Data records:
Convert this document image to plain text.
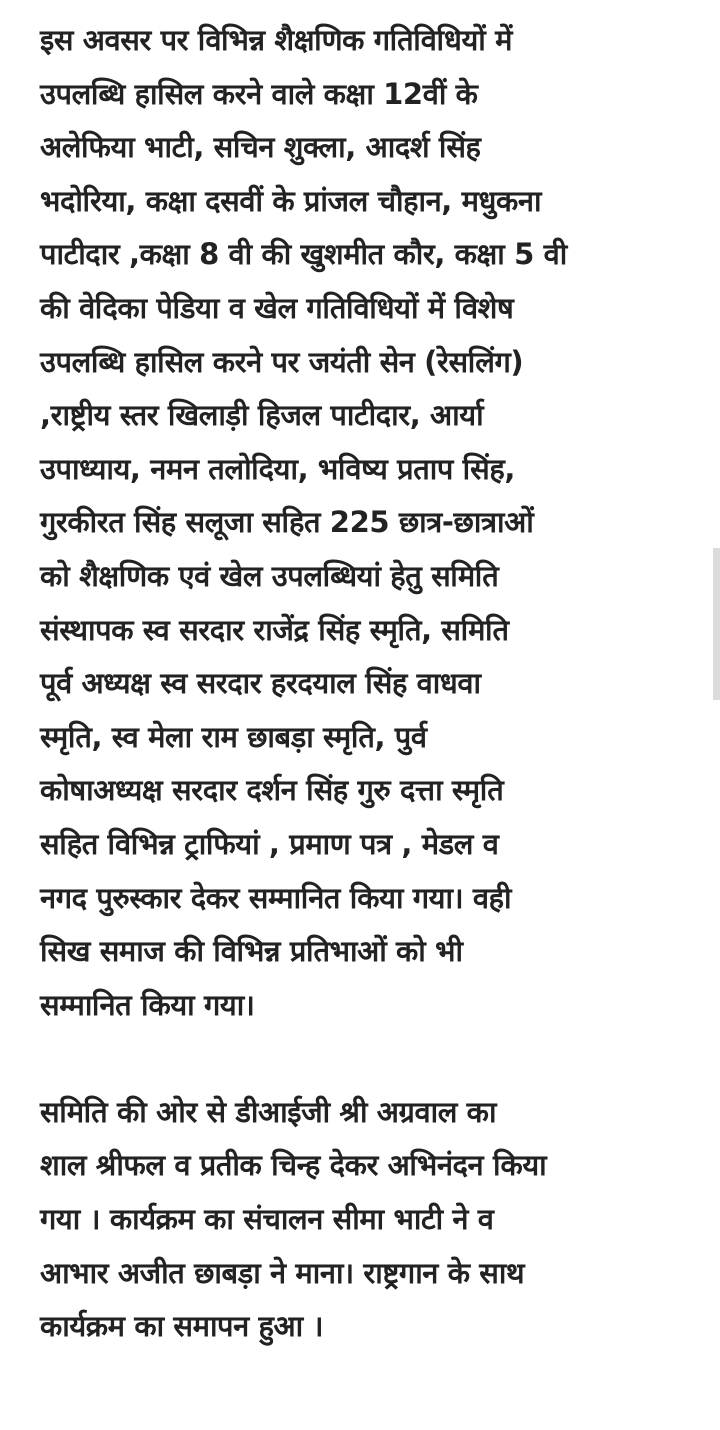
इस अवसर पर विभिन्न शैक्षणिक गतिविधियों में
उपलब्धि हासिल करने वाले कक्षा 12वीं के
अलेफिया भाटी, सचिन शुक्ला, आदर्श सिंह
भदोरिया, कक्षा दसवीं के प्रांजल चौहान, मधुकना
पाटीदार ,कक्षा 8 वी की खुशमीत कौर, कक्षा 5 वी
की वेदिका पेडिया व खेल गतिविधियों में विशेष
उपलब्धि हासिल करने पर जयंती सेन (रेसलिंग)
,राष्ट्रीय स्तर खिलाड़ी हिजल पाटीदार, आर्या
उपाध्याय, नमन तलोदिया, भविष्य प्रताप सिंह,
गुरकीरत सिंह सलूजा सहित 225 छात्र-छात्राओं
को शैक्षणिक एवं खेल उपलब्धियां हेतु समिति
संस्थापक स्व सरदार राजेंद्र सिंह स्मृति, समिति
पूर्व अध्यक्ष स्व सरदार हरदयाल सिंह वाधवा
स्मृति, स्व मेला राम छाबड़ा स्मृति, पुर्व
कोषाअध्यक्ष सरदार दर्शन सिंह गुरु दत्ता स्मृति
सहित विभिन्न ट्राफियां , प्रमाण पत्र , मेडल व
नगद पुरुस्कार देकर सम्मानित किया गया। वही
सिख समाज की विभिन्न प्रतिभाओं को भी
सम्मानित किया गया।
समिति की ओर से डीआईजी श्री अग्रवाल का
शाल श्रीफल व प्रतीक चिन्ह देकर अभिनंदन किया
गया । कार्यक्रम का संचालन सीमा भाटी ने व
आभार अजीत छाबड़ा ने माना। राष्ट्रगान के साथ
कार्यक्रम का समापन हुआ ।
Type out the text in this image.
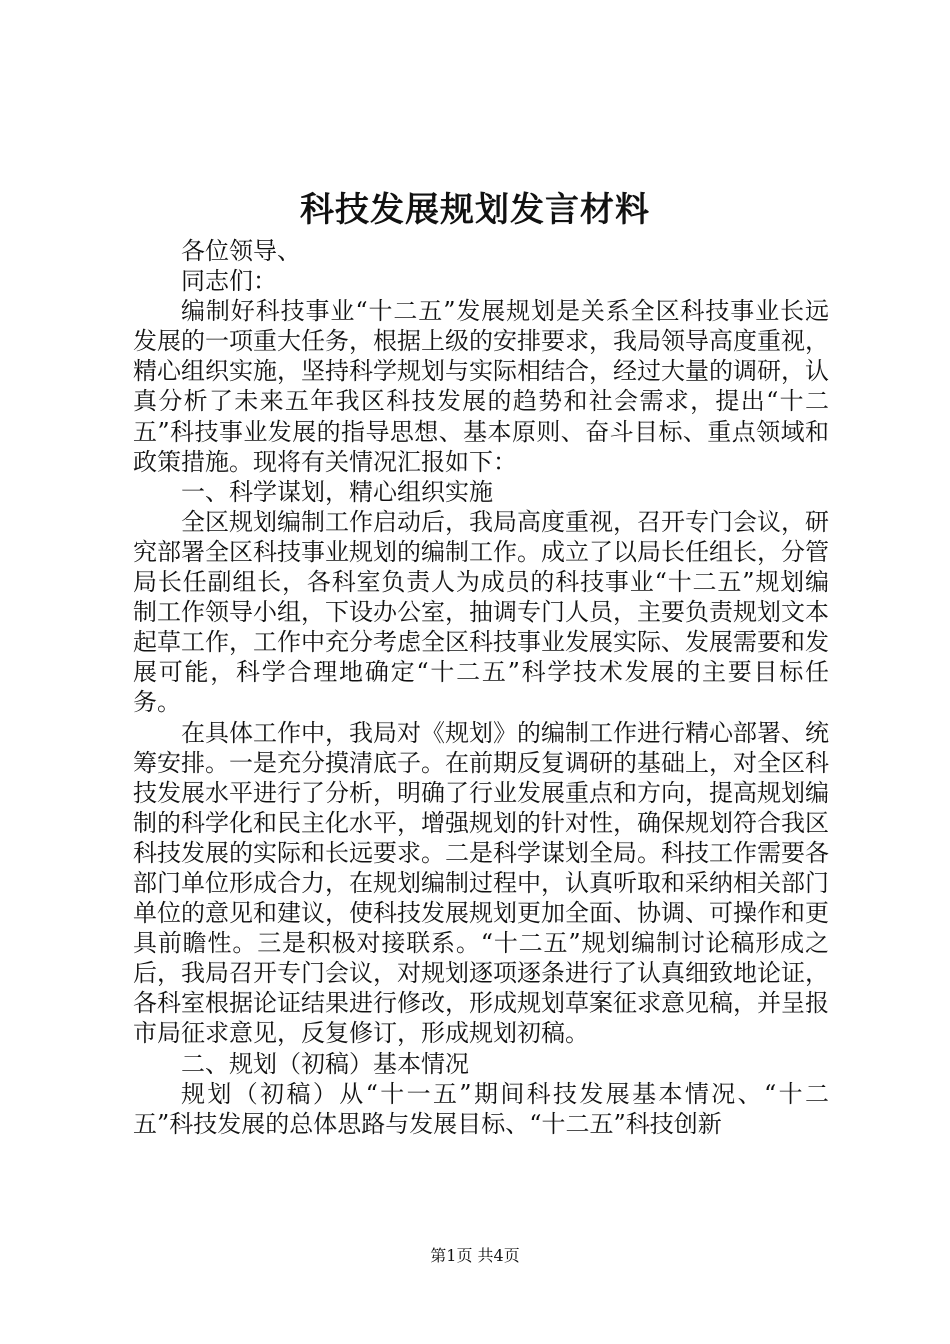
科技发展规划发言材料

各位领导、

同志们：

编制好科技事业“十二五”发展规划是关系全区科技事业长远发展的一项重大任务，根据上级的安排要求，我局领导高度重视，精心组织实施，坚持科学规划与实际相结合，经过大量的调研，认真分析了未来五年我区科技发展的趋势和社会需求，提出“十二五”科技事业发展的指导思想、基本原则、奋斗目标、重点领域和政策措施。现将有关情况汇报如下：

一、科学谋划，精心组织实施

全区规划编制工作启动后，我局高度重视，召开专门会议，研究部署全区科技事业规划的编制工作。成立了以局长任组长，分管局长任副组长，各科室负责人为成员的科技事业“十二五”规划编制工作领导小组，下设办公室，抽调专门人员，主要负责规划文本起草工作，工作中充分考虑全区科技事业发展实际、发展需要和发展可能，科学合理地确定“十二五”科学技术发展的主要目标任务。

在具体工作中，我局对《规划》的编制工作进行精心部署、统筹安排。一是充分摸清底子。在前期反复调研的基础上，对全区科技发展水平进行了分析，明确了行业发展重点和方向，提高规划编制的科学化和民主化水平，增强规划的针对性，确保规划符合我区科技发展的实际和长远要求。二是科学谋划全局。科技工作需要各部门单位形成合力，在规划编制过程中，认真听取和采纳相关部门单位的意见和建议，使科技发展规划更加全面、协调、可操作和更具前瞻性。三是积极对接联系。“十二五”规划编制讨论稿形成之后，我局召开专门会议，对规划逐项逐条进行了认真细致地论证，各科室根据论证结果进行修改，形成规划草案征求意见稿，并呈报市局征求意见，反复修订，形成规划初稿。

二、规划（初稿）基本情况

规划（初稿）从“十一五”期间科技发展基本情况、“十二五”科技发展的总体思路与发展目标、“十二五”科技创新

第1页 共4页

Required work: Print the records above exactly as they stand, but leave out the pictures.

Solution for this problem:
Convert this document image to plain text.
इस अवसर पर विभिन्न शैक्षणिक गतिविधियों में
उपलब्धि हासिल करने वाले कक्षा 12वीं के
अलेफिया भाटी, सचिन शुक्ला, आदर्श सिंह
भदोरिया, कक्षा दसवीं के प्रांजल चौहान, मधुकना
पाटीदार ,कक्षा 8 वी की खुशमीत कौर, कक्षा 5 वी
की वेदिका पेडिया व खेल गतिविधियों में विशेष
उपलब्धि हासिल करने पर जयंती सेन (रेसलिंग)
,राष्ट्रीय स्तर खिलाड़ी हिजल पाटीदार, आर्या
उपाध्याय, नमन तलोदिया, भविष्य प्रताप सिंह,
गुरकीरत सिंह सलूजा सहित 225 छात्र-छात्राओं
को शैक्षणिक एवं खेल उपलब्धियां हेतु समिति
संस्थापक स्व सरदार राजेंद्र सिंह स्मृति, समिति
पूर्व अध्यक्ष स्व सरदार हरदयाल सिंह वाधवा
स्मृति, स्व मेला राम छाबड़ा स्मृति, पुर्व
कोषाअध्यक्ष सरदार दर्शन सिंह गुरु दत्ता स्मृति
सहित विभिन्न ट्राफियां , प्रमाण पत्र , मेडल व
नगद पुरुस्कार देकर सम्मानित किया गया। वही
सिख समाज की विभिन्न प्रतिभाओं को भी
सम्मानित किया गया।
समिति की ओर से डीआईजी श्री अग्रवाल का
शाल श्रीफल व प्रतीक चिन्ह देकर अभिनंदन किया
गया । कार्यक्रम का संचालन सीमा भाटी ने व
आभार अजीत छाबड़ा ने माना। राष्ट्रगान के साथ
कार्यक्रम का समापन हुआ ।
Type out the text in this image.
科技发展规划发言材料

各位领导、

同志们：

编制好科技事业“十二五”发展规划是关系全区科技事业长远发展的一项重大任务，根据上级的安排要求，我局领导高度重视，精心组织实施，坚持科学规划与实际相结合，经过大量的调研，认真分析了未来五年我区科技发展的趋势和社会需求，提出“十二五”科技事业发展的指导思想、基本原则、奋斗目标、重点领域和政策措施。现将有关情况汇报如下：

一、科学谋划，精心组织实施

全区规划编制工作启动后，我局高度重视，召开专门会议，研究部署全区科技事业规划的编制工作。成立了以局长任组长，分管局长任副组长，各科室负责人为成员的科技事业“十二五”规划编制工作领导小组，下设办公室，抽调专门人员，主要负责规划文本起草工作，工作中充分考虑全区科技事业发展实际、发展需要和发展可能，科学合理地确定“十二五”科学技术发展的主要目标任务。

在具体工作中，我局对《规划》的编制工作进行精心部署、统筹安排。一是充分摸清底子。在前期反复调研的基础上，对全区科技发展水平进行了分析，明确了行业发展重点和方向，提高规划编制的科学化和民主化水平，增强规划的针对性，确保规划符合我区科技发展的实际和长远要求。二是科学谋划全局。科技工作需要各部门单位形成合力，在规划编制过程中，认真听取和采纳相关部门单位的意见和建议，使科技发展规划更加全面、协调、可操作和更具前瞻性。三是积极对接联系。“十二五”规划编制讨论稿形成之后，我局召开专门会议，对规划逐项逐条进行了认真细致地论证，各科室根据论证结果进行修改，形成规划草案征求意见稿，并呈报市局征求意见，反复修订，形成规划初稿。

二、规划（初稿）基本情况

规划（初稿）从“十一五”期间科技发展基本情况、“十二五”科技发展的总体思路与发展目标、“十二五”科技创新

第1页 共4页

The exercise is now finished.